• WORK INSTRUCTIONS
Go through the records below line by line, counting those that contain the word "other"; answer with the count only.
--- START ROWS ---
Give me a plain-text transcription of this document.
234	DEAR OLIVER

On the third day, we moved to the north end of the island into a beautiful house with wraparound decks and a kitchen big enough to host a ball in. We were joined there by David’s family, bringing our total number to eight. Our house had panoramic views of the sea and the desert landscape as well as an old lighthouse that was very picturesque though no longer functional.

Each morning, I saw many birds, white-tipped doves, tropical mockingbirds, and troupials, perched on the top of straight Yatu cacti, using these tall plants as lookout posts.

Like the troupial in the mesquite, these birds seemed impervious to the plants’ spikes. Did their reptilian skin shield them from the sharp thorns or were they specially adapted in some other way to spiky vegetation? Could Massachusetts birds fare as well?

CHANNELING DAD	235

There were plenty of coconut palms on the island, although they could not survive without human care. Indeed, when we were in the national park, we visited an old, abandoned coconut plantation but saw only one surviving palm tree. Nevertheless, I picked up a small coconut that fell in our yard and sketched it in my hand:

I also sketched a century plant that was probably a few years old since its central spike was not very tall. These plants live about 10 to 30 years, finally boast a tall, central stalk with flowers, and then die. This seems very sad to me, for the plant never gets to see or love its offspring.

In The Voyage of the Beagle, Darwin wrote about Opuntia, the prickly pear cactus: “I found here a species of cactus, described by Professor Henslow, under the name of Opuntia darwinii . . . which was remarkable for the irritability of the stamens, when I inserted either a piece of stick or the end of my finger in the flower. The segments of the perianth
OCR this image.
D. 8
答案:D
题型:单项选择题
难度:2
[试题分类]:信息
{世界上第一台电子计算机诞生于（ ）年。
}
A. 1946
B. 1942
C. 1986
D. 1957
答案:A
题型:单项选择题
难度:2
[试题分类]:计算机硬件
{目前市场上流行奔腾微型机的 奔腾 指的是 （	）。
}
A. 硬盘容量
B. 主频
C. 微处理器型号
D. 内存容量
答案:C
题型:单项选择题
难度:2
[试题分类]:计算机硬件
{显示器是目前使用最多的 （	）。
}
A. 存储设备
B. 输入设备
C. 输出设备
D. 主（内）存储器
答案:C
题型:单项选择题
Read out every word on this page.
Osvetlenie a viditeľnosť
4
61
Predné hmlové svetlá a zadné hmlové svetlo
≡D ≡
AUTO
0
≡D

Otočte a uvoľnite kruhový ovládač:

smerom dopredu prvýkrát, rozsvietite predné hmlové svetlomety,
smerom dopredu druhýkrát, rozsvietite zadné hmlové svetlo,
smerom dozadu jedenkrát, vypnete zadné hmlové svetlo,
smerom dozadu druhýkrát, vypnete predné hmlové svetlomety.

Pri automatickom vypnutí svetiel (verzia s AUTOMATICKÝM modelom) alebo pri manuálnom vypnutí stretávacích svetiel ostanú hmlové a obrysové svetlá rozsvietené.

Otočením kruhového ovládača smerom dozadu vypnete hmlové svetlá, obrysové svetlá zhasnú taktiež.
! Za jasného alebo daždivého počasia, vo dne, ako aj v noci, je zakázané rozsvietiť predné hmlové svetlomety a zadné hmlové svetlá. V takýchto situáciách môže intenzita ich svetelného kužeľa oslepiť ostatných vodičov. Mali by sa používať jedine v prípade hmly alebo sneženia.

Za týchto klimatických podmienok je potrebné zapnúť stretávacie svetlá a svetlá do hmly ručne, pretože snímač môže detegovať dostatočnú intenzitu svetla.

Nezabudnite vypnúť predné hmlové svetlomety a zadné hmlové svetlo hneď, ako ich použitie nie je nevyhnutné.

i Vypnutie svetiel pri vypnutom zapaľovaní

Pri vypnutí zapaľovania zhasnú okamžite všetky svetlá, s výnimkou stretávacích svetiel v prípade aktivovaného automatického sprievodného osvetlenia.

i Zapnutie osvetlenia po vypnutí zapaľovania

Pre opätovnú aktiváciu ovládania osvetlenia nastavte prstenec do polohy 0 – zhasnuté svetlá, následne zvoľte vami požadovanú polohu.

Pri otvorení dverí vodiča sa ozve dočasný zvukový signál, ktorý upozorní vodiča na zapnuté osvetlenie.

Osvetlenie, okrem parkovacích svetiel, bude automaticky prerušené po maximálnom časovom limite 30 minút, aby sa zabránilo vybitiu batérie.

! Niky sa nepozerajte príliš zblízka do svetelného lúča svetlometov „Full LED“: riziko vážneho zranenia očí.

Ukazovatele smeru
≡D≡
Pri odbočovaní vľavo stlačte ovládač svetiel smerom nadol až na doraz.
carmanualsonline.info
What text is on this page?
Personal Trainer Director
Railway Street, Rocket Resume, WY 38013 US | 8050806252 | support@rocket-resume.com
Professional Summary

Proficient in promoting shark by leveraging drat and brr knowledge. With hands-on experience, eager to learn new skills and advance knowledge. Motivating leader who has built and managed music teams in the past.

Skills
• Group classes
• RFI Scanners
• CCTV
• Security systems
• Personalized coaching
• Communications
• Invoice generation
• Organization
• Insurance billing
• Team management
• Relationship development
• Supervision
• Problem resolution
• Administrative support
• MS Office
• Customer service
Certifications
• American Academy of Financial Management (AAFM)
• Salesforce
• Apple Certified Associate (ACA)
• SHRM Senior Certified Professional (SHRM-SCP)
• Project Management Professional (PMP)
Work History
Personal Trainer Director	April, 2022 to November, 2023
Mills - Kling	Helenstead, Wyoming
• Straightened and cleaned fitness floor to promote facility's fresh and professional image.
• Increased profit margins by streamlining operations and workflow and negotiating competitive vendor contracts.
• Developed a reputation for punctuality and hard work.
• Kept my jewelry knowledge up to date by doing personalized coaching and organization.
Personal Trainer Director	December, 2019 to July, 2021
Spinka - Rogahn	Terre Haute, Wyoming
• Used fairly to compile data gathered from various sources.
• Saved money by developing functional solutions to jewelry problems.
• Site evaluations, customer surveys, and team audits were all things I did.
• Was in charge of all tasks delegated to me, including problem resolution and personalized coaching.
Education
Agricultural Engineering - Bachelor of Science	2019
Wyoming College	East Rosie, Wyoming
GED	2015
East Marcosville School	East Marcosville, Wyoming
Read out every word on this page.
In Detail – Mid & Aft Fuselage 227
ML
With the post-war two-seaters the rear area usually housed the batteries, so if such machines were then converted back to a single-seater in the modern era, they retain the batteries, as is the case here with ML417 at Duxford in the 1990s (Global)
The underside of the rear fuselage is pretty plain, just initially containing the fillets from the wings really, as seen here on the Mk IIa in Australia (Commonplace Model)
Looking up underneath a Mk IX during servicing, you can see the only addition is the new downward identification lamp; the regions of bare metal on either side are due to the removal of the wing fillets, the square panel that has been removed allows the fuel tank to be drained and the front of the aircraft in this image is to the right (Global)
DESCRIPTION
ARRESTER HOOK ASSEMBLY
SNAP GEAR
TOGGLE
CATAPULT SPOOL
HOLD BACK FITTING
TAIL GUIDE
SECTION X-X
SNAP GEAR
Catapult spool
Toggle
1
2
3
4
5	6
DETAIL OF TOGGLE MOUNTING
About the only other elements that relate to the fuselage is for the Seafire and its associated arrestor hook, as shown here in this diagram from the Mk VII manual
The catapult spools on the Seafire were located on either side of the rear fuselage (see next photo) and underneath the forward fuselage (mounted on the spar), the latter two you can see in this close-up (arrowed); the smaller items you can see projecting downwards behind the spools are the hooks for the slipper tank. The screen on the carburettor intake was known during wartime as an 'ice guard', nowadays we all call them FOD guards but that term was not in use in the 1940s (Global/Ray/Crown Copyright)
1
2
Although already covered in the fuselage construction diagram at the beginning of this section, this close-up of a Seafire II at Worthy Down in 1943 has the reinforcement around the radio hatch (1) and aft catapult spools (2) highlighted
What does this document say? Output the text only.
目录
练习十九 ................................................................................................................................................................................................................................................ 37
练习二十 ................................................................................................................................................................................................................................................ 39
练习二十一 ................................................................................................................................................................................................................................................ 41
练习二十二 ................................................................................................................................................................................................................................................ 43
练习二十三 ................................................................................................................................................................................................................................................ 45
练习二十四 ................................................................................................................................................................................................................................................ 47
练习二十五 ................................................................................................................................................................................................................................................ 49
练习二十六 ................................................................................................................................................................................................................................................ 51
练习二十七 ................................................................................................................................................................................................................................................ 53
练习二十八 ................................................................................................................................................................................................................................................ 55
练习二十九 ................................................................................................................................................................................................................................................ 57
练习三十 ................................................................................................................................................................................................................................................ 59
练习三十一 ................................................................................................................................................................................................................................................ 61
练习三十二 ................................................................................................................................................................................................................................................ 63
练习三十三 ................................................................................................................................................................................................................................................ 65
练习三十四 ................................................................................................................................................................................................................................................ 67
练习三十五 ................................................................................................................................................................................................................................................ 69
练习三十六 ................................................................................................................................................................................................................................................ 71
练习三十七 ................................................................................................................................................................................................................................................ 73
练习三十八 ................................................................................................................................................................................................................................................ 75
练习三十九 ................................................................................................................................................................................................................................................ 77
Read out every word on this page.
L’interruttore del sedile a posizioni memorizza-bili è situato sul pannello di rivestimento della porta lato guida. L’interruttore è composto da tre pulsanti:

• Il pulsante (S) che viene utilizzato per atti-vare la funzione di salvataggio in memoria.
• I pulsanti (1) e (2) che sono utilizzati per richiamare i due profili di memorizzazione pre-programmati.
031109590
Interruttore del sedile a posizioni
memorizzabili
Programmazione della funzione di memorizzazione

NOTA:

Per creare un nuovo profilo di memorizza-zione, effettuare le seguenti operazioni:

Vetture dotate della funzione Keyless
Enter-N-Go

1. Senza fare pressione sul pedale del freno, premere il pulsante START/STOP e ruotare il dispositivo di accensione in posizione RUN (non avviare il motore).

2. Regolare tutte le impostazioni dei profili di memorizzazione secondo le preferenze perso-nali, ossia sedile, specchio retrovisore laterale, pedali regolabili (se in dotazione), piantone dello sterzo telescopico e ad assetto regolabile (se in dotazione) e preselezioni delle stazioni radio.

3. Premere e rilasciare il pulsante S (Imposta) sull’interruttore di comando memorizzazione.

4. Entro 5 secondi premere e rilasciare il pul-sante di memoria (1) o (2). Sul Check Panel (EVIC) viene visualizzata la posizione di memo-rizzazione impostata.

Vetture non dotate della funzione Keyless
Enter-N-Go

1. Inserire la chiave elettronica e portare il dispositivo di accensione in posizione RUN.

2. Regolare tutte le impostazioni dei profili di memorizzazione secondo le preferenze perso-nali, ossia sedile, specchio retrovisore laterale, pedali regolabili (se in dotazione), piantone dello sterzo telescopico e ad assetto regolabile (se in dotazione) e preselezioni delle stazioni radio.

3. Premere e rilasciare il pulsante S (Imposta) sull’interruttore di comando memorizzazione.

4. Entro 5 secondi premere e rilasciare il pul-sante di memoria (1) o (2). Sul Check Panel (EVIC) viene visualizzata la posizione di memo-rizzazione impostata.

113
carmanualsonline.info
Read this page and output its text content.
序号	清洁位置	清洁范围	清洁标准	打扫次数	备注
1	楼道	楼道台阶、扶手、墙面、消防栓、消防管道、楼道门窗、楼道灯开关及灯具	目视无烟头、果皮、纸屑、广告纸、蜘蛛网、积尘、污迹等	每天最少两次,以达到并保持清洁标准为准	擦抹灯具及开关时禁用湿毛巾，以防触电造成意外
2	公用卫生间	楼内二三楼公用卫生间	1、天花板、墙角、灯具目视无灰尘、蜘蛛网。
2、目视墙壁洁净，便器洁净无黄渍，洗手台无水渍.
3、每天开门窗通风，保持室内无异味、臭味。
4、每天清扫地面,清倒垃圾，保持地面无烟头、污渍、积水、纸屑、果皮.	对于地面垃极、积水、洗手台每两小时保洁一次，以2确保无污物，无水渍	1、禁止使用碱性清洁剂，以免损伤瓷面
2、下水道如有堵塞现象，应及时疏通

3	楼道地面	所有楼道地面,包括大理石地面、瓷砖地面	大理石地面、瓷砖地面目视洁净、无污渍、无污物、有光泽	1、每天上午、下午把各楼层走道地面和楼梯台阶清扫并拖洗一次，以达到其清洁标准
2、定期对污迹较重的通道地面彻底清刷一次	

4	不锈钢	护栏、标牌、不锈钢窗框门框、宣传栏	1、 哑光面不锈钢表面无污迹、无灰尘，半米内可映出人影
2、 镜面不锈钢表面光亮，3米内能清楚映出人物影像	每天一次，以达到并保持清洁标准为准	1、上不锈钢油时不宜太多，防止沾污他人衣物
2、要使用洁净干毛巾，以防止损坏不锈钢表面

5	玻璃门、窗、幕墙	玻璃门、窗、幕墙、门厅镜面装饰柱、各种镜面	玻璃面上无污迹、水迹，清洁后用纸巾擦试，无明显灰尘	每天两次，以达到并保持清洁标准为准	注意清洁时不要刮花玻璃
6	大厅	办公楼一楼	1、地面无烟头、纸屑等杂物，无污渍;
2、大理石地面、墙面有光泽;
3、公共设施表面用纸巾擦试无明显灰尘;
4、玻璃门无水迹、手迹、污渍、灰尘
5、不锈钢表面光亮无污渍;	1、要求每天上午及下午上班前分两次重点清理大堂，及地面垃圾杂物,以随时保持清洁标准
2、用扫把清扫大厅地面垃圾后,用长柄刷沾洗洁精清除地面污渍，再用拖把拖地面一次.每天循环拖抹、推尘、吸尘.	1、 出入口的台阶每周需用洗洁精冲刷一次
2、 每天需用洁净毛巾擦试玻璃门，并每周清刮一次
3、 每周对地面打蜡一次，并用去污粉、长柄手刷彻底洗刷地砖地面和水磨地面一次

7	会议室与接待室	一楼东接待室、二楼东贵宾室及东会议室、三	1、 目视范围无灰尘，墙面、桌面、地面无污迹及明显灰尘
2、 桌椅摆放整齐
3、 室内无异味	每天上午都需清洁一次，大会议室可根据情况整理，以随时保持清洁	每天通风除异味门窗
--- END ROWS ---
• FULL RESPONSE
2